── Given information

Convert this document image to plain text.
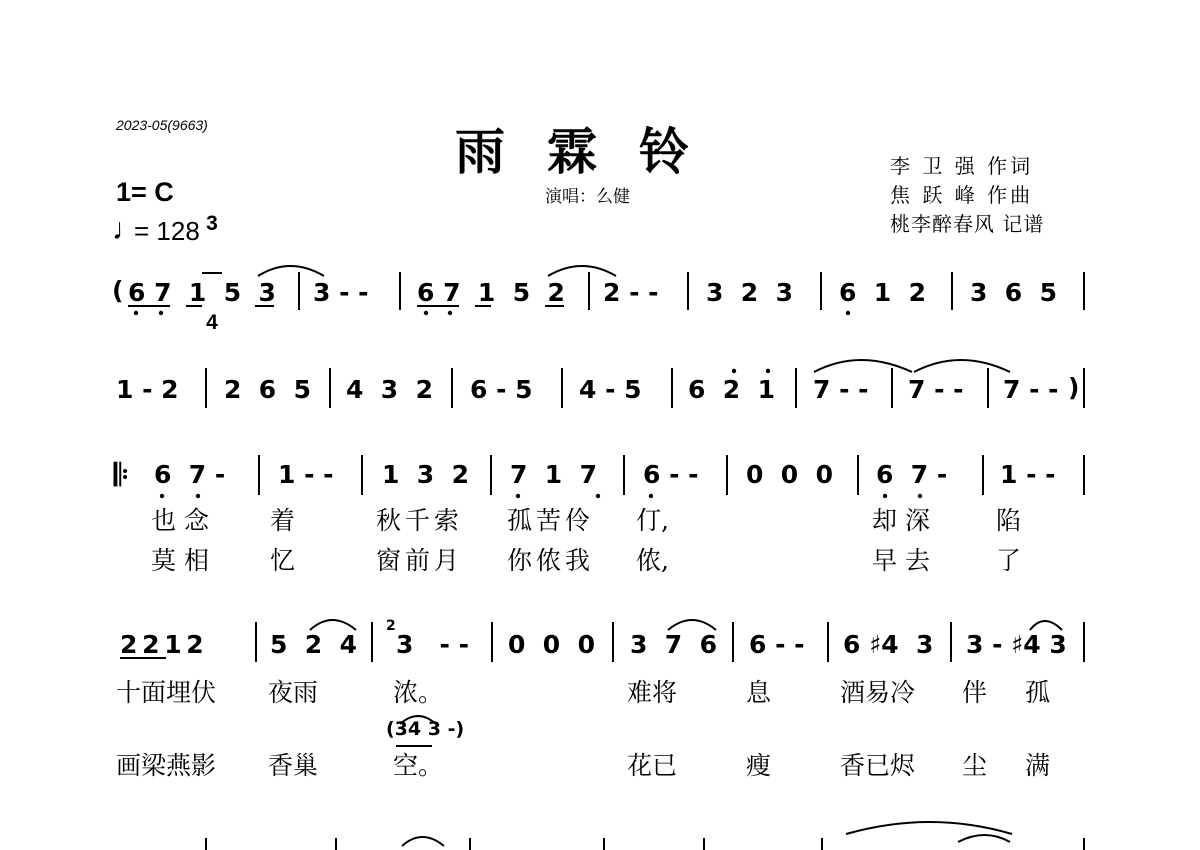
2023-05(9663)	雨霖铃
演唱：么健
李 卫 强 作词
焦 跃 峰 作曲
桃李醉春风 记谱
1= C

3

4

♩
= 128
( 6 7  1  5  3 3 - - 6 7  1  5  2 2 - - 3  2  3 6  1  2 3  6  5
1 - 2 2  6  5 4  3  2 6 - 5 4 - 5 6  2  1 7 - - 7 - - 7 - - )
𝄆 6  7 - 1 - - 1  3  2 7  1  7 6 - - 0  0  0 6  7 - 1 - -
也念 着	秋千索 孤苦伶 仃,	却深 陷
莫相 忆	窗前月 你侬我 侬,	早去 了
2 2 1 2	5  2  4
2
3   - - 0  0  0 3  7  6 6 - - 6 ♯4  3 3 - ♯4 3
十面埋伏 夜雨	浓。	难将	息	酒易冷 伴 孤
(34 3 -)
画梁燕影 香巢	空。	花已	瘦	香已烬 尘 满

────

**Requirements**
Reproduce the whole listing word for word, setting aside any pictures.

**Finished task**
Convert this document image to plain text.
2023-05(9663)	雨霖铃
演唱：么健
李 卫 强 作词
焦 跃 峰 作曲
桃李醉春风 记谱
1= C

3

4

♩
= 128
( 6 7  1  5  3 3 - - 6 7  1  5  2 2 - - 3  2  3 6  1  2 3  6  5
1 - 2 2  6  5 4  3  2 6 - 5 4 - 5 6  2  1 7 - - 7 - - 7 - - )
𝄆 6  7 - 1 - - 1  3  2 7  1  7 6 - - 0  0  0 6  7 - 1 - -
也念 着	秋千索 孤苦伶 仃,	却深 陷
莫相 忆	窗前月 你侬我 侬,	早去 了
2 2 1 2	5  2  4
2
3   - - 0  0  0 3  7  6 6 - - 6 ♯4  3 3 - ♯4 3
十面埋伏 夜雨	浓。	难将	息	酒易冷 伴 孤
(34 3 -)
画梁燕影 香巢	空。	花已	瘦	香已烬 尘 满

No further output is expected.